- **Records for this exercise**:
☆ ☆ ☆ ☆

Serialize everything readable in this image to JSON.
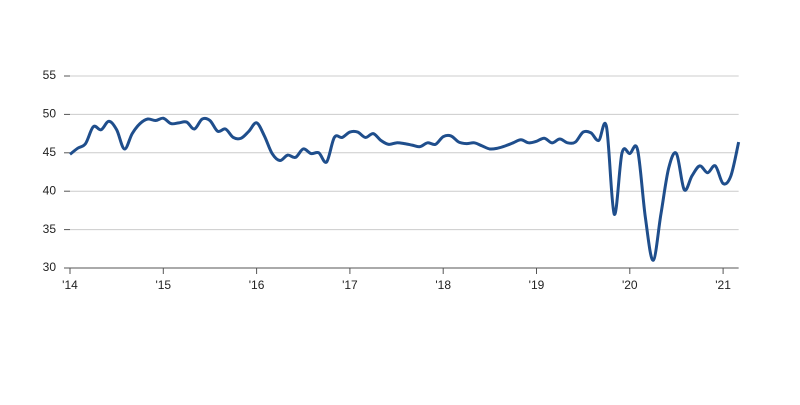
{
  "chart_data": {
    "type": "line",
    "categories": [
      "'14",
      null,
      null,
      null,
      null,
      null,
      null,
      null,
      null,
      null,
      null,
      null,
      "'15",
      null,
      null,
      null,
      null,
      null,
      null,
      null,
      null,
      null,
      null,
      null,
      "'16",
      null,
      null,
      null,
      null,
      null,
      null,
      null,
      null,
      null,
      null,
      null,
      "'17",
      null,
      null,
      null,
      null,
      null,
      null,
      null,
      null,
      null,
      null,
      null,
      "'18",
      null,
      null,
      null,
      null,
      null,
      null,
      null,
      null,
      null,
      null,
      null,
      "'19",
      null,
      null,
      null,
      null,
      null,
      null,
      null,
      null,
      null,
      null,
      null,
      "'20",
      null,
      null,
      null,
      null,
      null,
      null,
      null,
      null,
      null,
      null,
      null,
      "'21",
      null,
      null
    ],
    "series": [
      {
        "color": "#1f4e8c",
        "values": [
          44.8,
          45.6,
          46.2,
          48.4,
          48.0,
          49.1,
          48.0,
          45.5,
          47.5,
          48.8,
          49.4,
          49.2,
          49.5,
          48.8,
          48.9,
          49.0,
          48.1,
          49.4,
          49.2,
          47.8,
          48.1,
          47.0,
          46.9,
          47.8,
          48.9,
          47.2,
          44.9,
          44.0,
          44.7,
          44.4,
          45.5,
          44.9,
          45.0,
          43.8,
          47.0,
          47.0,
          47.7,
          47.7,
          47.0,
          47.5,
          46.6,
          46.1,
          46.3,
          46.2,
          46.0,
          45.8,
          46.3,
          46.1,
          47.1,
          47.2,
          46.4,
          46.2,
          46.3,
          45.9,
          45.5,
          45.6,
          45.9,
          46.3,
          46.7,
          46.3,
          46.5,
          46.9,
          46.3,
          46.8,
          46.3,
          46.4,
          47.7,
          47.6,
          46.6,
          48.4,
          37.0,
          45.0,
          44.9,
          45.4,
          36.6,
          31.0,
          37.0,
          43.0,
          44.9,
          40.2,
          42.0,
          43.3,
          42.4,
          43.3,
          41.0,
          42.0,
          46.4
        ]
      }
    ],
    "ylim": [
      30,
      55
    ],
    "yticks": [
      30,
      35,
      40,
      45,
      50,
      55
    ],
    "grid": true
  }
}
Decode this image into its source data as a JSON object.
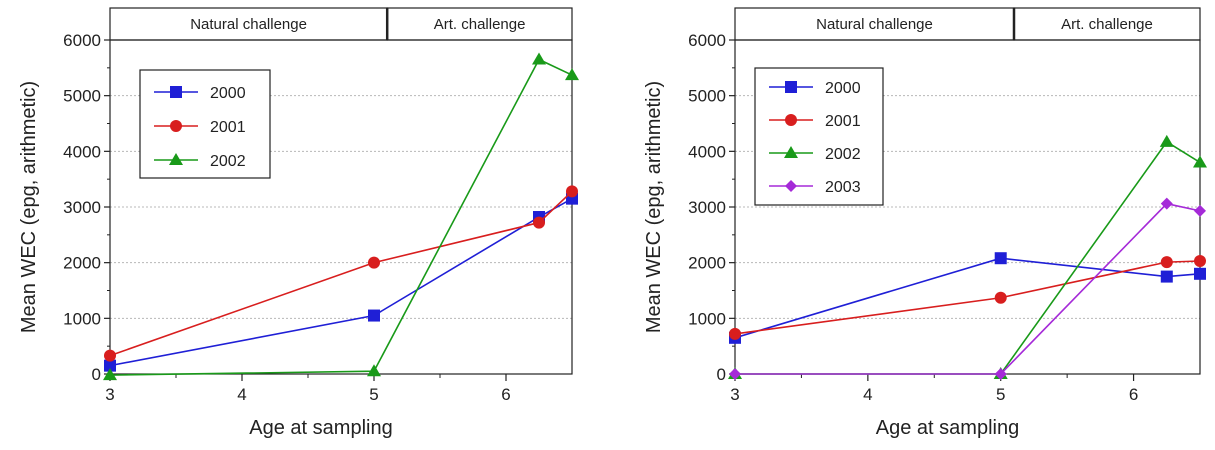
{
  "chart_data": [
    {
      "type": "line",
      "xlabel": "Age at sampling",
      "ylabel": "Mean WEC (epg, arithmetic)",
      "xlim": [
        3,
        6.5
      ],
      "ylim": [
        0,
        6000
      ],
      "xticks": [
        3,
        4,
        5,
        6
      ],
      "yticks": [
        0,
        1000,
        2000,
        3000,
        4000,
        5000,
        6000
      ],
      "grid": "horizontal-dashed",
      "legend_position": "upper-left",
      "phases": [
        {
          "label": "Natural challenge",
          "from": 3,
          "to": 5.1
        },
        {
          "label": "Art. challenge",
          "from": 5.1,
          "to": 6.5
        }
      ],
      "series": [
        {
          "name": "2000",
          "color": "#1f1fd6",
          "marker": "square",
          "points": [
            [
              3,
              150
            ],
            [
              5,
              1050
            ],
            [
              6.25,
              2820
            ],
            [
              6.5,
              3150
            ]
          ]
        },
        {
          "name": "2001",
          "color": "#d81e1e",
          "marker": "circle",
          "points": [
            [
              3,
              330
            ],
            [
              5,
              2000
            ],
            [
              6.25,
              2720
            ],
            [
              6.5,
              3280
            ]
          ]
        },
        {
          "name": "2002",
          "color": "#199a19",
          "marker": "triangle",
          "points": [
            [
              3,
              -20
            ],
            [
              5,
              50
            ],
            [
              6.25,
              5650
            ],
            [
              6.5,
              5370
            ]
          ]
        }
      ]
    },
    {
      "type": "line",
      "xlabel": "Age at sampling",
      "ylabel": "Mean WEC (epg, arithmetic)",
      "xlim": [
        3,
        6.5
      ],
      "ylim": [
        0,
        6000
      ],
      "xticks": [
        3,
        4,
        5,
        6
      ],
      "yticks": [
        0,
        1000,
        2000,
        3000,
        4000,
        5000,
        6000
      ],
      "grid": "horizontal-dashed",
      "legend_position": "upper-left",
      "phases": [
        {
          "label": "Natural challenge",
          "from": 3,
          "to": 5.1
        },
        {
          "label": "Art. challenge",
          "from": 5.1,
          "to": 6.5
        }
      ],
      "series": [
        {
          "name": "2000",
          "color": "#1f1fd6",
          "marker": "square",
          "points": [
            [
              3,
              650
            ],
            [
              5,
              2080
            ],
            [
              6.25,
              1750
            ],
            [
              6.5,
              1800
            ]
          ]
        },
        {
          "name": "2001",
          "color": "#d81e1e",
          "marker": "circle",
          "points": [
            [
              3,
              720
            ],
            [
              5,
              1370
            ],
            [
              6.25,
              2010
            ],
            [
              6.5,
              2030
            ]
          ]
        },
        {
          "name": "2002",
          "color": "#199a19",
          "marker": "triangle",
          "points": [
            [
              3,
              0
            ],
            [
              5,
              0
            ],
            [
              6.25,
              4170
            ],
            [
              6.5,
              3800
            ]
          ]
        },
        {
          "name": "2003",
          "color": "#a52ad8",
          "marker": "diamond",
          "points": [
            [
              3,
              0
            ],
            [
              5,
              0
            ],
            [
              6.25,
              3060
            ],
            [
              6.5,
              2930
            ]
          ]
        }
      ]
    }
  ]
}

☆ ☆ ☆ ☆

- **Problem details**:
Collect the lines of the records that include the string "image".

- **Expected answer**:
Serialize everything readable in this image to JSON.
Decode this image into its source data as a JSON object.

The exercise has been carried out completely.